━━━━━ Dataset excerpts

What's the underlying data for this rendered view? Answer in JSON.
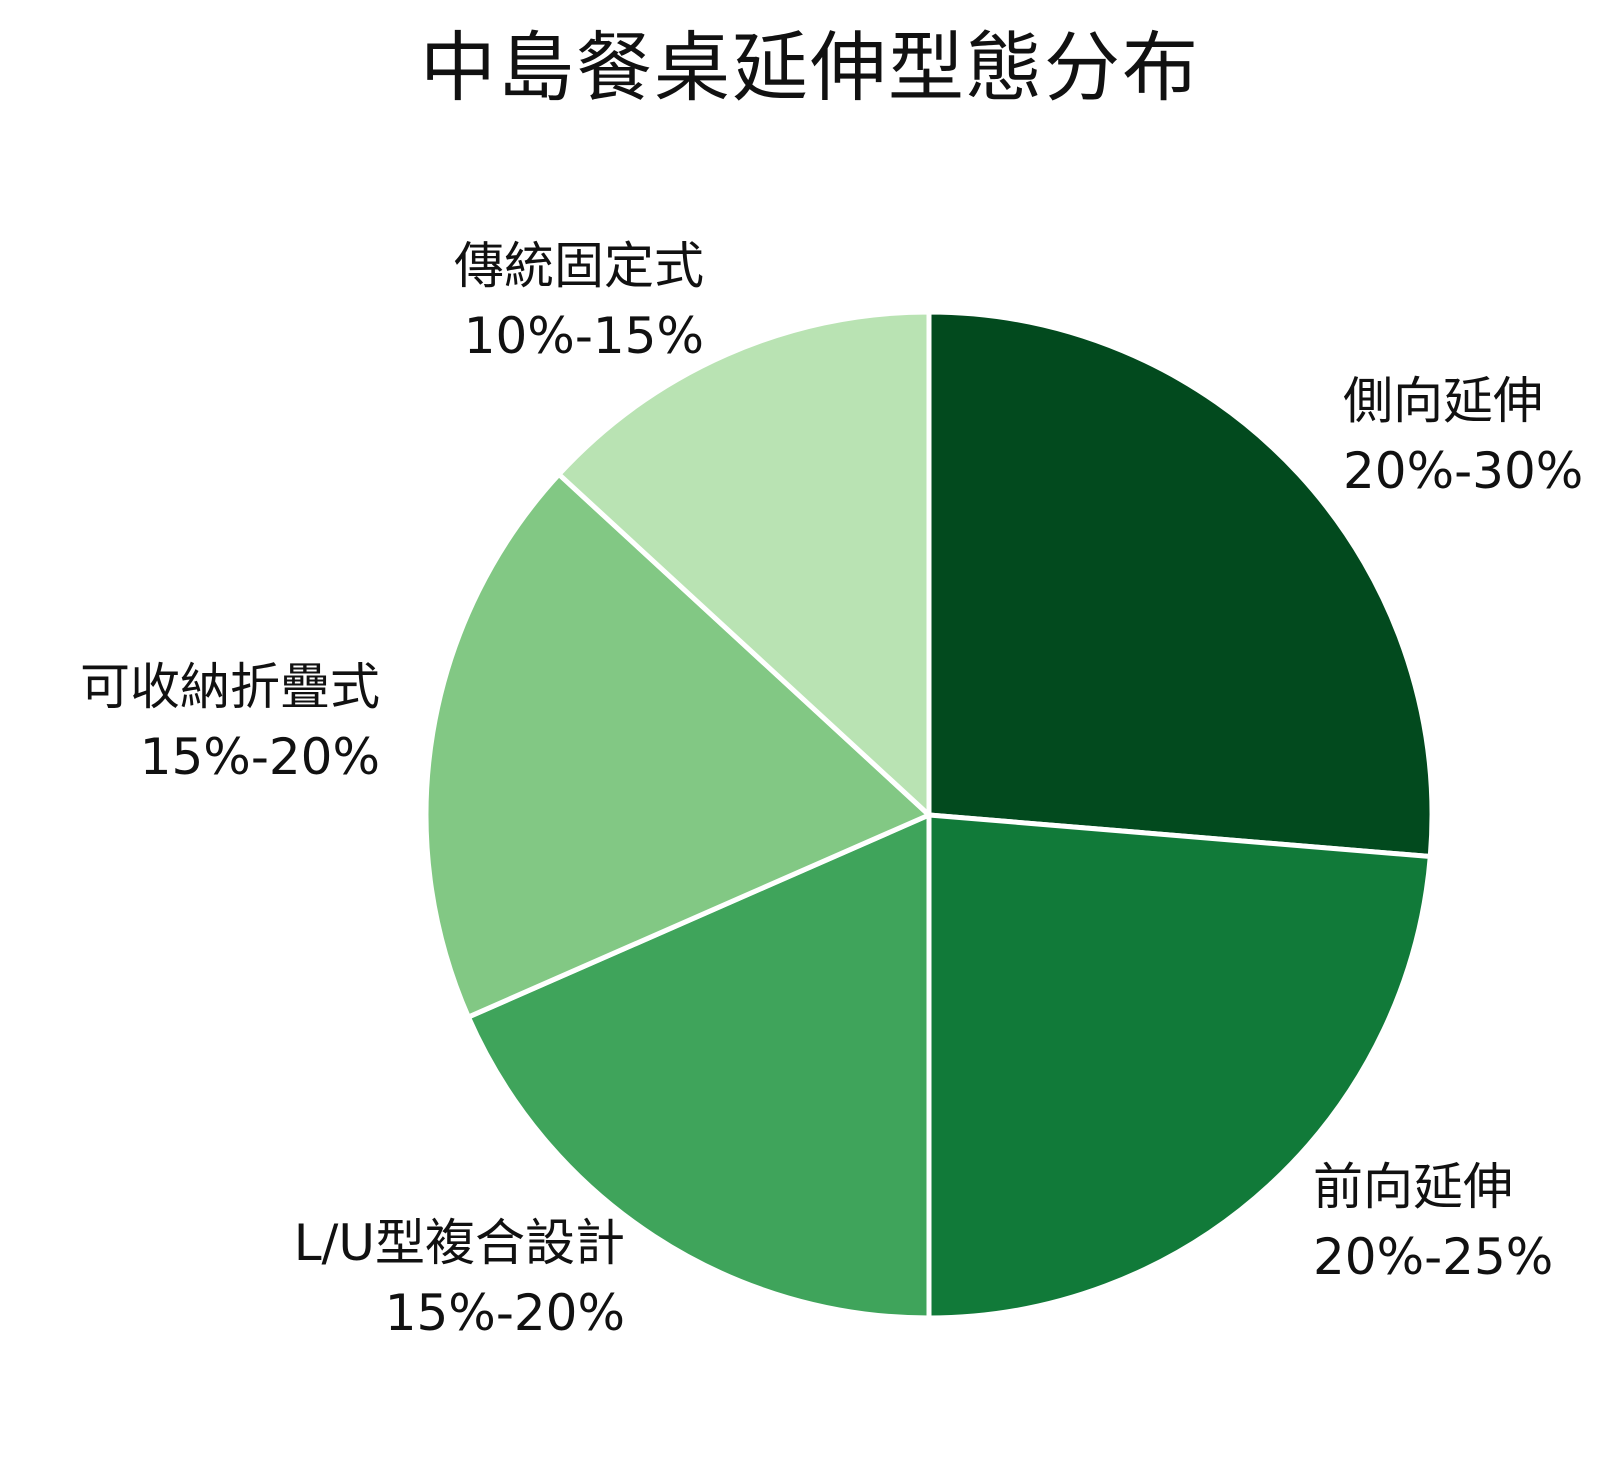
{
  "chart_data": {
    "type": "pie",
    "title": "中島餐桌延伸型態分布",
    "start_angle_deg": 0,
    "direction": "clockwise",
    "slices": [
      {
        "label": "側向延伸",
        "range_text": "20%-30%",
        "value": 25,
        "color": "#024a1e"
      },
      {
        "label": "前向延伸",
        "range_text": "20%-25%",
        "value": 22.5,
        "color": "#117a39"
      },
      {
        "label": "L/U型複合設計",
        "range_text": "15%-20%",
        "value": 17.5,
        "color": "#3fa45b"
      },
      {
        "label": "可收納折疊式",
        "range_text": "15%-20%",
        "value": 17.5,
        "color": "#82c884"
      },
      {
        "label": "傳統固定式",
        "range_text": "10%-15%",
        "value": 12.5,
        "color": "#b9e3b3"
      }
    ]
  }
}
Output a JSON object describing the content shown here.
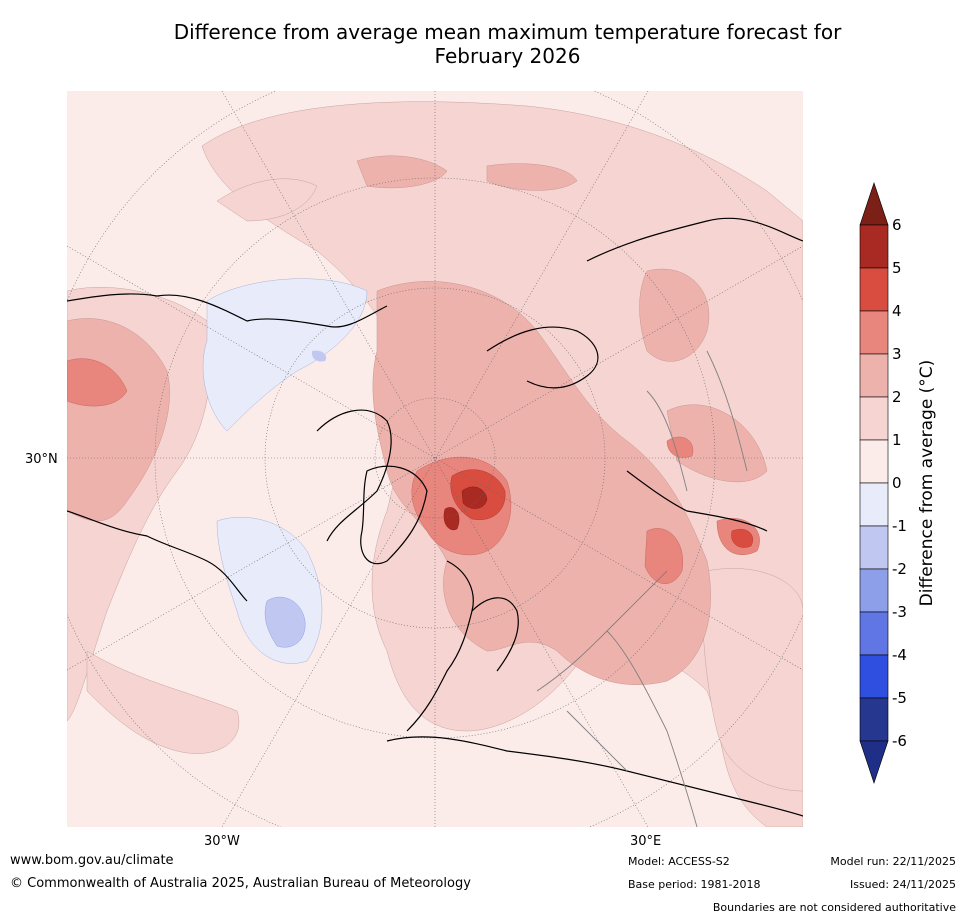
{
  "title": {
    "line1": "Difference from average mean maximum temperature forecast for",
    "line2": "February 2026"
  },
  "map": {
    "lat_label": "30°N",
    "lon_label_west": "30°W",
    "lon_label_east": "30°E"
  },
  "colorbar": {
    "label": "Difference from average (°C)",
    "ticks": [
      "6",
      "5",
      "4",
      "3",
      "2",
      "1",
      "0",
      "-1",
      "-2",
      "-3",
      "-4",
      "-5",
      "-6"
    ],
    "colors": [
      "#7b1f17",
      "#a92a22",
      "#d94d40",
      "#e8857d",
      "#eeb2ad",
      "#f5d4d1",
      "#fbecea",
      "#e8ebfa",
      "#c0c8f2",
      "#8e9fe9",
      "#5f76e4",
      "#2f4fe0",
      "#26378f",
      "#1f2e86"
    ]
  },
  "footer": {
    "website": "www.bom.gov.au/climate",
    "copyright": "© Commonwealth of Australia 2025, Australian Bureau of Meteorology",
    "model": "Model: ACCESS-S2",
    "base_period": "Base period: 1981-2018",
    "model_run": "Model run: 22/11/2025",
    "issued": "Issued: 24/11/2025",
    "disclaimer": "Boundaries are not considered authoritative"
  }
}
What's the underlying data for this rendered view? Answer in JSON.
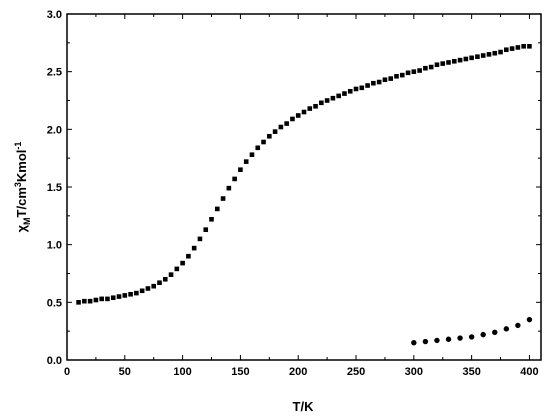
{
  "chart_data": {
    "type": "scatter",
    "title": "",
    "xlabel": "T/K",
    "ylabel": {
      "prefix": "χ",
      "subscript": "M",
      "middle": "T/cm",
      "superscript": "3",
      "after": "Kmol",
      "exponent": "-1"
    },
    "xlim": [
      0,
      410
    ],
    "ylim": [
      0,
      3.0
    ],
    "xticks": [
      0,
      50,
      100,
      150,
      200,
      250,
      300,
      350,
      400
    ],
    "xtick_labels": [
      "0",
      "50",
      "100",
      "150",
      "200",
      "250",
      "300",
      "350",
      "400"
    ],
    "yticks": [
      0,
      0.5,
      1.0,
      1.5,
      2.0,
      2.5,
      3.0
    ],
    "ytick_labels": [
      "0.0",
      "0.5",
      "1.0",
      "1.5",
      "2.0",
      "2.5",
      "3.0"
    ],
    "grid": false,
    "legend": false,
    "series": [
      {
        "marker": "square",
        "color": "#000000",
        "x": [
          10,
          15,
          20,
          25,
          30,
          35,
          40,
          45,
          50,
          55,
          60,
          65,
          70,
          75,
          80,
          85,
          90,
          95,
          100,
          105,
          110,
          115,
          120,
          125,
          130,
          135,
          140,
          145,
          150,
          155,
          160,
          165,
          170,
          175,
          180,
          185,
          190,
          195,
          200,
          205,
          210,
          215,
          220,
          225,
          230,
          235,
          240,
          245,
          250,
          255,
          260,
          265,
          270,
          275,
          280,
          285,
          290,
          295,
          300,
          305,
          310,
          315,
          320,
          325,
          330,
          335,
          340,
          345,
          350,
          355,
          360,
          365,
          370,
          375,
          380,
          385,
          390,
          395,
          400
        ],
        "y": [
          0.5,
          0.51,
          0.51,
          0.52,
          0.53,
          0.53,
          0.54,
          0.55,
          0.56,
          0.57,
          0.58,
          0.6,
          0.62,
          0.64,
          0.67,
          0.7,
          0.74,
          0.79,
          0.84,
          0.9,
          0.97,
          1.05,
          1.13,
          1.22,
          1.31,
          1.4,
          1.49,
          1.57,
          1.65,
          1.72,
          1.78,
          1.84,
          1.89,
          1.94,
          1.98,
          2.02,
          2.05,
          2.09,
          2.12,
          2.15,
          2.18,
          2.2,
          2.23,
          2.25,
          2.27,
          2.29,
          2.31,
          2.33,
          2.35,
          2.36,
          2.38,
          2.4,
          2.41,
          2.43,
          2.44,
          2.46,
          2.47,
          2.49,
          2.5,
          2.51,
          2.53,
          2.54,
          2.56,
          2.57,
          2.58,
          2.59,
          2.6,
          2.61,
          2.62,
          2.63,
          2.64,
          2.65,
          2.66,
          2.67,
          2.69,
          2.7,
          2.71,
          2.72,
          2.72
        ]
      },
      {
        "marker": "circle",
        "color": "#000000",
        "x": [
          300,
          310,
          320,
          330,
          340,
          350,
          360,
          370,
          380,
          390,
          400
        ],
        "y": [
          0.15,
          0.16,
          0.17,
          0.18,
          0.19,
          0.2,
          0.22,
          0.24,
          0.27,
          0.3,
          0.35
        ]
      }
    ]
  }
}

━━━━━━━━━━

> **Stated exercise**:
Write out every line of the listing that holds the word "Model".

> **In response**:
    "model": "Model: ACCESS-S2",
    "model_run": "Model run: 22/11/2025",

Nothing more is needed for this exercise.